| Your instructions |
A line counts if it contains the word "this" at least once. State how many such lines the records contain, giving the number alone.

[Data entries]
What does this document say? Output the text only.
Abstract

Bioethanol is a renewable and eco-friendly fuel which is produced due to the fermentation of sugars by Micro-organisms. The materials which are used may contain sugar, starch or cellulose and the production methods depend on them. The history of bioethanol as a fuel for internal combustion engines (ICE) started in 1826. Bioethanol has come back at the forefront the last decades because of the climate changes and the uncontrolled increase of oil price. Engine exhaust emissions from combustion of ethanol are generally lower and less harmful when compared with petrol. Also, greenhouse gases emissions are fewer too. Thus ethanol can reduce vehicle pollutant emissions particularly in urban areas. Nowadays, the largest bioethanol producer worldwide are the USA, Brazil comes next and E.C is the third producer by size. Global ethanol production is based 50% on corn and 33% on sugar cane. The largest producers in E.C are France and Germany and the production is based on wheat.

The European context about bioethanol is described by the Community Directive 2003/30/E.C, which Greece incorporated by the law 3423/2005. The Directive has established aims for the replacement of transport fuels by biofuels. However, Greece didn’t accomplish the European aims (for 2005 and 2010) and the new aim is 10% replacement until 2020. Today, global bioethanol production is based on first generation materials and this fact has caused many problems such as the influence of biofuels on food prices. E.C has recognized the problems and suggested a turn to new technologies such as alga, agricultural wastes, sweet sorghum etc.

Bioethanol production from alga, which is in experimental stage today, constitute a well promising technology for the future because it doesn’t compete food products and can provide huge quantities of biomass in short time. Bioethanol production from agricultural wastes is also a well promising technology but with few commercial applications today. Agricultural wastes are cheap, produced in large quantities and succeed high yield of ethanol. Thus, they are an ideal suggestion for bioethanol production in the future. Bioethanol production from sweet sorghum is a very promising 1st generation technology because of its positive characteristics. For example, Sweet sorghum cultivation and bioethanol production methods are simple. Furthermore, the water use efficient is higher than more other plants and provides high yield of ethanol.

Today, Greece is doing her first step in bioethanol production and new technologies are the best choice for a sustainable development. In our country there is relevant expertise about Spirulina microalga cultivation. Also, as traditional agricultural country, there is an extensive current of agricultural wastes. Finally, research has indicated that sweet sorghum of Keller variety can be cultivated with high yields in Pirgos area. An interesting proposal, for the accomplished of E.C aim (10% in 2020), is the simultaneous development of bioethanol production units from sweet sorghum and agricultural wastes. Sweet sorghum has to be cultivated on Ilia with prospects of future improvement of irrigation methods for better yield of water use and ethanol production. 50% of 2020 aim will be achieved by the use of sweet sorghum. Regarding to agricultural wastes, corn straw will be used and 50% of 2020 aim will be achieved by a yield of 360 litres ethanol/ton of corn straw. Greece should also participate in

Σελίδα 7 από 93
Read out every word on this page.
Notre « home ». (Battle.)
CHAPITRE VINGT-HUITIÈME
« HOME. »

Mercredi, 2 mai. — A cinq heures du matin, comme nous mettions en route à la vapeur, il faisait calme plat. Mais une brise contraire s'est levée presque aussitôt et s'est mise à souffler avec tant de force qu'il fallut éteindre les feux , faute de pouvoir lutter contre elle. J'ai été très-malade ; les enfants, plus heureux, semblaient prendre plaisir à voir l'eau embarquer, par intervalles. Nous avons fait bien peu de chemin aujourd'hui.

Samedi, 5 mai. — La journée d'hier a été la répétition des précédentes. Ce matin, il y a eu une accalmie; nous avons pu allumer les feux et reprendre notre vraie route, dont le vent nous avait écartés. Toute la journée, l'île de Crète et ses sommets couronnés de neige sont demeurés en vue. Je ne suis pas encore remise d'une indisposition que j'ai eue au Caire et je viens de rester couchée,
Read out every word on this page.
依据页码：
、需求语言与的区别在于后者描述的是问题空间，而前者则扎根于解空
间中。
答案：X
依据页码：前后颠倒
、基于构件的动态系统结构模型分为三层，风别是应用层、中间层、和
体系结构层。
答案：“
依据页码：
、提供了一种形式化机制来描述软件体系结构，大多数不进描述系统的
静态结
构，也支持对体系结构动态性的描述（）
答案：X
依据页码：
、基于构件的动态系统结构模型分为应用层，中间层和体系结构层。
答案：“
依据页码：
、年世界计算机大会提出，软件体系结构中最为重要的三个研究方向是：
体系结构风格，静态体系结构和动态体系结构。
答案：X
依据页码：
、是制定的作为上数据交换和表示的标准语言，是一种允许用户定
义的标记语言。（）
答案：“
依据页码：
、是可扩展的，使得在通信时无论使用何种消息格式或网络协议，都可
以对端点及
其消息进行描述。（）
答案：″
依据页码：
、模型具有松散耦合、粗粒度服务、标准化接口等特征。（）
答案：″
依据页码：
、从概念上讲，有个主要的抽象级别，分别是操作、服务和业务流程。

| Task answer |
4